(Records from a data collection)
......

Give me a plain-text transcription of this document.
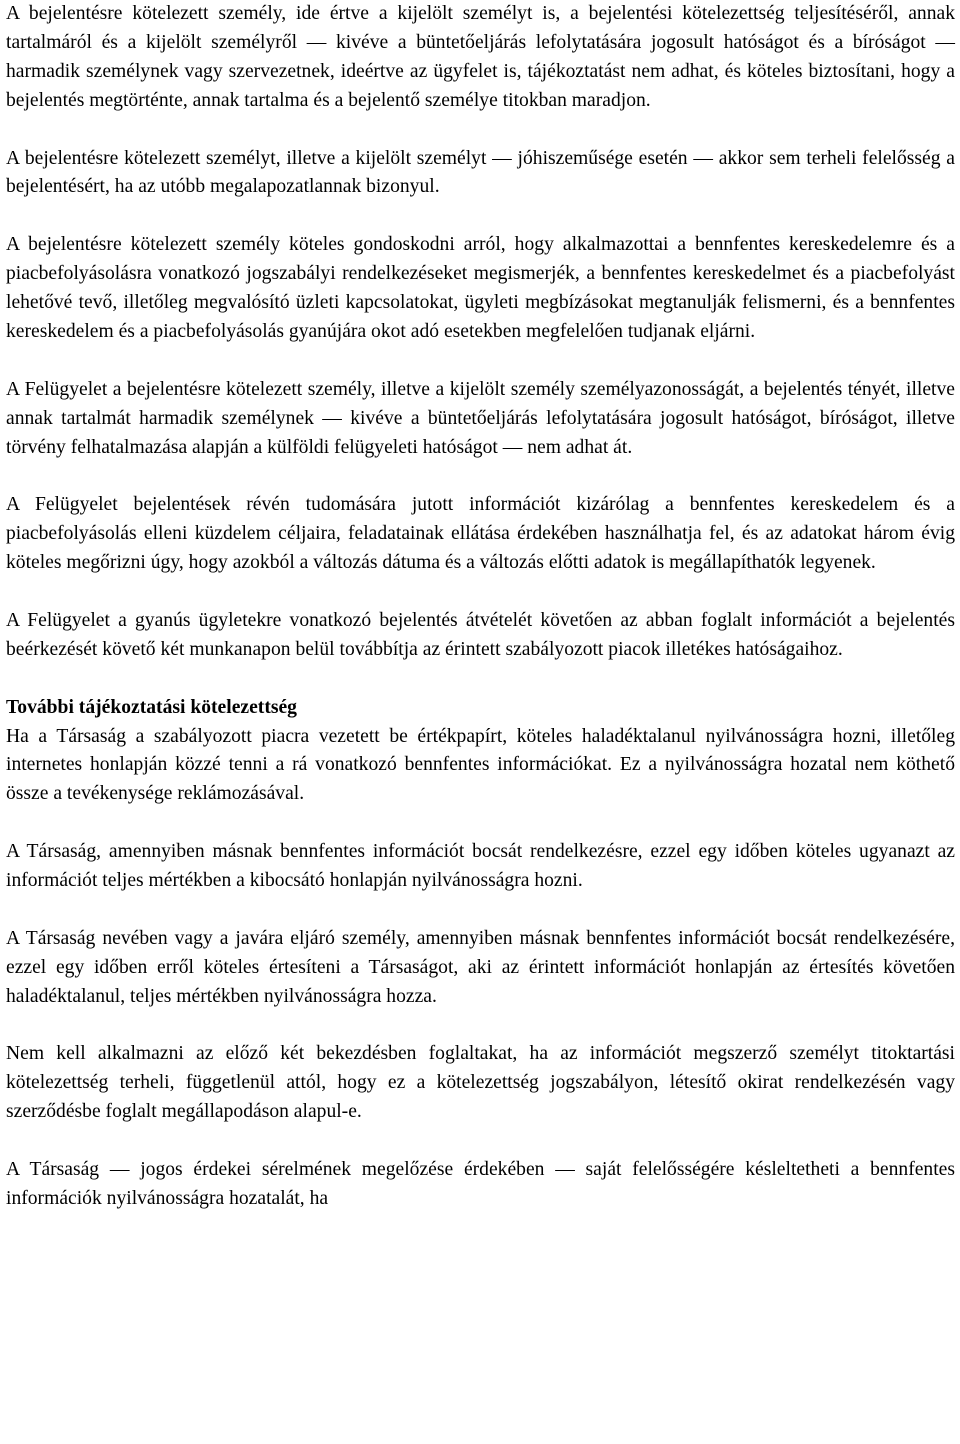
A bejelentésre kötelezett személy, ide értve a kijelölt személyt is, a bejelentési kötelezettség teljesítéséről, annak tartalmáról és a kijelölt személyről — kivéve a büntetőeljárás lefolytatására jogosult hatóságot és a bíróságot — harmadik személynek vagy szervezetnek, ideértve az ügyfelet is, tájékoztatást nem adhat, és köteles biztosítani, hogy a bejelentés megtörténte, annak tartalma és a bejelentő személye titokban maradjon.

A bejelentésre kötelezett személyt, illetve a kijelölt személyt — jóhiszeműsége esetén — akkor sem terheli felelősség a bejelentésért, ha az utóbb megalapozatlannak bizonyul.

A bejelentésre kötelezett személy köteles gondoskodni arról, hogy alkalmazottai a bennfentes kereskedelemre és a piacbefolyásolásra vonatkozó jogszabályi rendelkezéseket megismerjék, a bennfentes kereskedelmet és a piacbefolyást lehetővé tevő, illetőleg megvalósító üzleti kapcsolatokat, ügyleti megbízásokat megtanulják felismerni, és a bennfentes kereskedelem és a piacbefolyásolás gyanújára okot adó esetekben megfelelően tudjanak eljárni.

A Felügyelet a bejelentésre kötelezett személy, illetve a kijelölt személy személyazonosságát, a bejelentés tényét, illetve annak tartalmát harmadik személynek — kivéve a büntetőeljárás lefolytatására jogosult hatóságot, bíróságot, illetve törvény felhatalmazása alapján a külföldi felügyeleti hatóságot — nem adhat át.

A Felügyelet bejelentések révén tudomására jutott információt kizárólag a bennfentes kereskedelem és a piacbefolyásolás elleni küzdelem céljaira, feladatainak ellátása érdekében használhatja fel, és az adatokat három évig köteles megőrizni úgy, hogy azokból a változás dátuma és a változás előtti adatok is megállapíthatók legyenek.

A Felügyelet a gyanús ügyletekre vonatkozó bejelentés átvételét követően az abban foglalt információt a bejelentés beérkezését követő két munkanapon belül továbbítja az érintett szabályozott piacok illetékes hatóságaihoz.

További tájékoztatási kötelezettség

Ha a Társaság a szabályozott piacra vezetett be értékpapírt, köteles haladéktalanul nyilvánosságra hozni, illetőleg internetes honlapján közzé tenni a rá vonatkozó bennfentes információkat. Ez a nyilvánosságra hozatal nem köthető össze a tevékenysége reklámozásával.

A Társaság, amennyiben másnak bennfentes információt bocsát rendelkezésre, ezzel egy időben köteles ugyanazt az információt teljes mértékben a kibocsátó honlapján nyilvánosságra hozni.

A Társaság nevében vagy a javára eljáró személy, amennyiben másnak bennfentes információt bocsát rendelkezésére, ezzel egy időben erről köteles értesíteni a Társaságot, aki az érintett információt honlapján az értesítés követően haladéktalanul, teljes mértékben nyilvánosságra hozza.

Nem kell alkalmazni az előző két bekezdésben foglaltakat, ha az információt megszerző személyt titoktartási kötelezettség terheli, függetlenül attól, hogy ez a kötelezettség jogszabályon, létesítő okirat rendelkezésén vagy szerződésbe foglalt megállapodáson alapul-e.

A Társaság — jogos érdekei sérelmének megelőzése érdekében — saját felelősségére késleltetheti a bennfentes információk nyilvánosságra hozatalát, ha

......

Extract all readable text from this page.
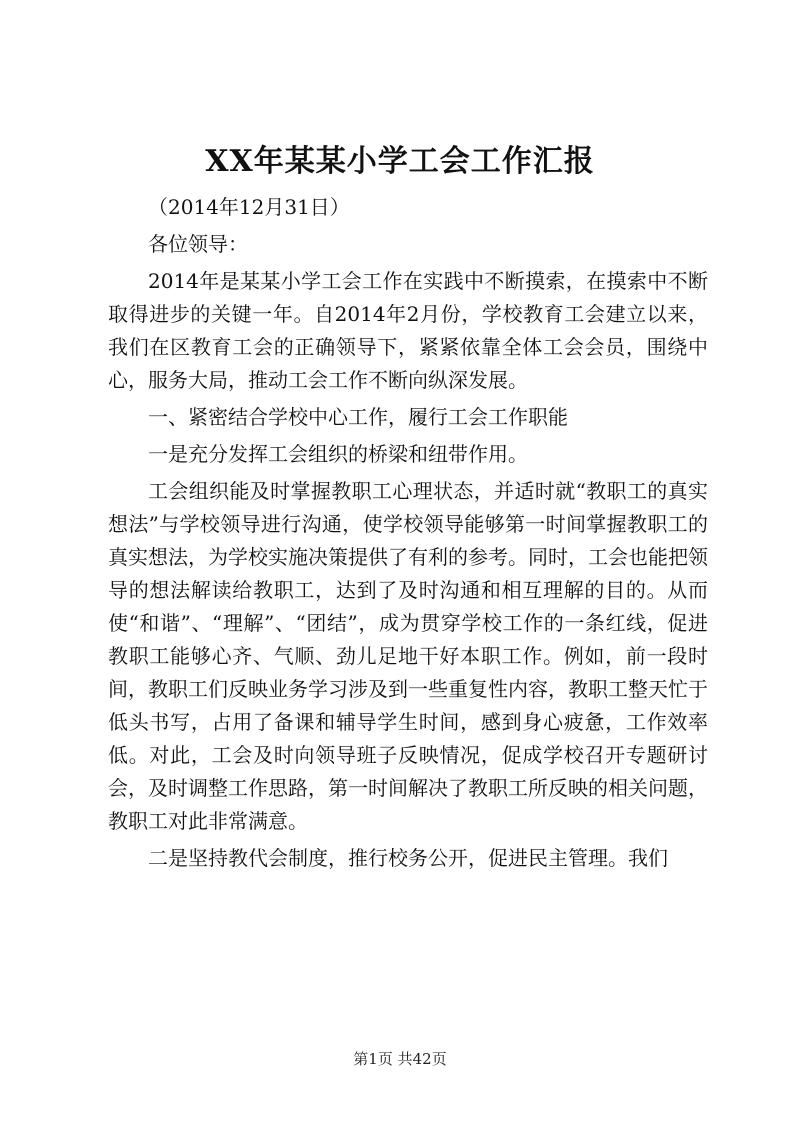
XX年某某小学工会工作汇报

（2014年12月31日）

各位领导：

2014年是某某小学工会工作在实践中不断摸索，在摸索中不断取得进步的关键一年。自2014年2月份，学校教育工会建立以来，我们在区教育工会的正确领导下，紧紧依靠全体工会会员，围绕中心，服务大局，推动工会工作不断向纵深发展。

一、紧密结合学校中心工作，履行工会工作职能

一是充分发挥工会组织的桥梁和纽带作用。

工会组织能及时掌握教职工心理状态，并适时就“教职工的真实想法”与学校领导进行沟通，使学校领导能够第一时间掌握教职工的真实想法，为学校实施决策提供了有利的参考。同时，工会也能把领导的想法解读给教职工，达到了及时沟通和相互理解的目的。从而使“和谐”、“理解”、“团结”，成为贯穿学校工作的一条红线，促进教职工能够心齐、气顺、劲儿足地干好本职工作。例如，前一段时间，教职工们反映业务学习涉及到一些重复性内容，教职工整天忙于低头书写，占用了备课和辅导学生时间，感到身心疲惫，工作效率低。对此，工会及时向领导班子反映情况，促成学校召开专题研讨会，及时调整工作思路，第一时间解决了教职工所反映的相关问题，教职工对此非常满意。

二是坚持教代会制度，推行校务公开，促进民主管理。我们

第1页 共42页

......

• **Task description**: Track down every line of the material containing the string "text", and copy it.

• **Full response**:
Give me a plain-text transcription of this document.
Extract all readable text from this page.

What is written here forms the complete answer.